[Data records]
::::

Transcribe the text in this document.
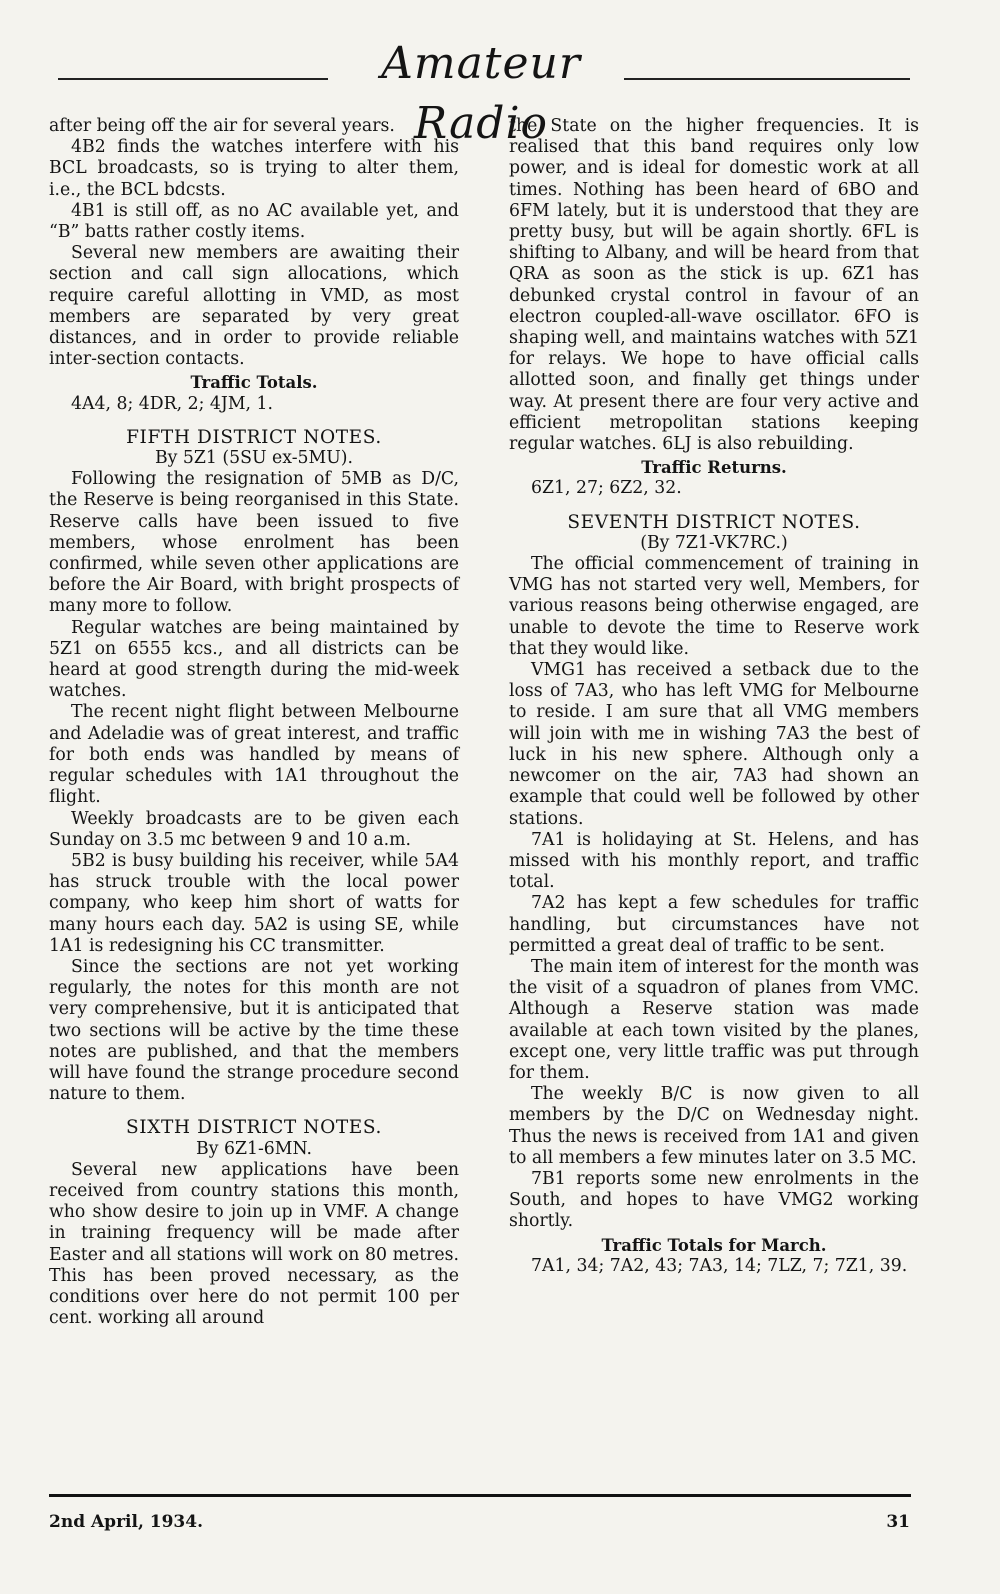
Amateur Radio

after being off the air for several years.

4B2 finds the watches interfere with his BCL broadcasts, so is trying to alter them, i.e., the BCL bdcsts.

4B1 is still off, as no AC available yet, and “B” batts rather costly items.

Several new members are awaiting their section and call sign allocations, which require careful allotting in VMD, as most members are separated by very great distances, and in order to provide reliable inter-section contacts.

Traffic Totals.

4A4, 8; 4DR, 2; 4JM, 1.

FIFTH DISTRICT NOTES.

By 5Z1 (5SU ex-5MU).

Following the resignation of 5MB as D/C, the Reserve is being reorganised in this State. Reserve calls have been issued to five members, whose enrolment has been confirmed, while seven other applications are before the Air Board, with bright prospects of many more to follow.

Regular watches are being maintained by 5Z1 on 6555 kcs., and all districts can be heard at good strength during the mid-week watches.

The recent night flight between Melbourne and Adeladie was of great interest, and traffic for both ends was handled by means of regular schedules with 1A1 throughout the flight.

Weekly broadcasts are to be given each Sunday on 3.5 mc between 9 and 10 a.m.

5B2 is busy building his receiver, while 5A4 has struck trouble with the local power company, who keep him short of watts for many hours each day. 5A2 is using SE, while 1A1 is redesigning his CC transmitter.

Since the sections are not yet working regularly, the notes for this month are not very comprehensive, but it is anticipated that two sections will be active by the time these notes are published, and that the members will have found the strange procedure second nature to them.

SIXTH DISTRICT NOTES.

By 6Z1-6MN.

Several new applications have been received from country stations this month, who show desire to join up in VMF. A change in training frequency will be made after Easter and all stations will work on 80 metres. This has been proved necessary, as the conditions over here do not permit 100 per cent. working all around

the State on the higher frequencies. It is realised that this band requires only low power, and is ideal for domestic work at all times. Nothing has been heard of 6BO and 6FM lately, but it is understood that they are pretty busy, but will be again shortly. 6FL is shifting to Albany, and will be heard from that QRA as soon as the stick is up. 6Z1 has debunked crystal control in favour of an electron coupled-all-wave oscillator. 6FO is shaping well, and maintains watches with 5Z1 for relays. We hope to have official calls allotted soon, and finally get things under way. At present there are four very active and efficient metropolitan stations keeping regular watches. 6LJ is also rebuilding.

Traffic Returns.

6Z1, 27; 6Z2, 32.

SEVENTH DISTRICT NOTES.

(By 7Z1-VK7RC.)

The official commencement of training in VMG has not started very well, Members, for various reasons being otherwise engaged, are unable to devote the time to Reserve work that they would like.

VMG1 has received a setback due to the loss of 7A3, who has left VMG for Melbourne to reside. I am sure that all VMG members will join with me in wishing 7A3 the best of luck in his new sphere. Although only a newcomer on the air, 7A3 had shown an example that could well be followed by other stations.

7A1 is holidaying at St. Helens, and has missed with his monthly report, and traffic total.

7A2 has kept a few schedules for traffic handling, but circumstances have not permitted a great deal of traffic to be sent.

The main item of interest for the month was the visit of a squadron of planes from VMC. Although a Reserve station was made available at each town visited by the planes, except one, very little traffic was put through for them.

The weekly B/C is now given to all members by the D/C on Wednesday night. Thus the news is received from 1A1 and given to all members a few minutes later on 3.5 MC.

7B1 reports some new enrolments in the South, and hopes to have VMG2 working shortly.

Traffic Totals for March.

7A1, 34; 7A2, 43; 7A3, 14; 7LZ, 7; 7Z1, 39.

2nd April, 1934.	31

::::

* What the task asks: Gather all lines from the records above in which "many" appears.

* Reply to the task:
Following the resignation of 5MB as D/C, the Reserve is being reorganised in this State. Reserve calls have been issued to five members, whose enrolment has been confirmed, while seven other applications are before the Air Board, with bright prospects of many more to follow.
5B2 is busy building his receiver, while 5A4 has struck trouble with the local power company, who keep him short of watts for many hours each day. 5A2 is using SE, while 1A1 is redesigning his CC transmitter.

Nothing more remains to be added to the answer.